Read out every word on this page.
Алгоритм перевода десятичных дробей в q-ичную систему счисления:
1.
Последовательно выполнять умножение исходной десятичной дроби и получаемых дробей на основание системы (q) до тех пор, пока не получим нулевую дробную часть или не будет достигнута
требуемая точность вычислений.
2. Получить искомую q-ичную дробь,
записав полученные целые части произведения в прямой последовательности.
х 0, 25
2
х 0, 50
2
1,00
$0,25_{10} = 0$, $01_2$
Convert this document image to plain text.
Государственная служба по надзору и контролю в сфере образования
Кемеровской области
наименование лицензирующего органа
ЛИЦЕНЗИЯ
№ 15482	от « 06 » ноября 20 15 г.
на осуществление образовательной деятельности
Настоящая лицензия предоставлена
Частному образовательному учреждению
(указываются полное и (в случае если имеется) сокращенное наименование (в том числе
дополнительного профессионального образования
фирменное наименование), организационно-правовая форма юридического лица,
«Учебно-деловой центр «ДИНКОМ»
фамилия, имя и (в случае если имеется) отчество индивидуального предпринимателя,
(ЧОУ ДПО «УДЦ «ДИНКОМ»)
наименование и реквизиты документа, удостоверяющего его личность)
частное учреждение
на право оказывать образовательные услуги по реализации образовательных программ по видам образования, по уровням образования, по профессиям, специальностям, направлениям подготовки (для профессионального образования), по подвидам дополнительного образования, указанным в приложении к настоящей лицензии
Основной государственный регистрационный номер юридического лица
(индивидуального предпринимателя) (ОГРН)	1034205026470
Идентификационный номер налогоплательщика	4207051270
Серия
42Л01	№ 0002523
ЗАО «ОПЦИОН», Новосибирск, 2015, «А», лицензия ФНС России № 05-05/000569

» **WHAT THE EXERCISE ASKS**
From the records above, work out how many lines contain the string "юридического". Give only the number.

» **CORRECT RESULT**
2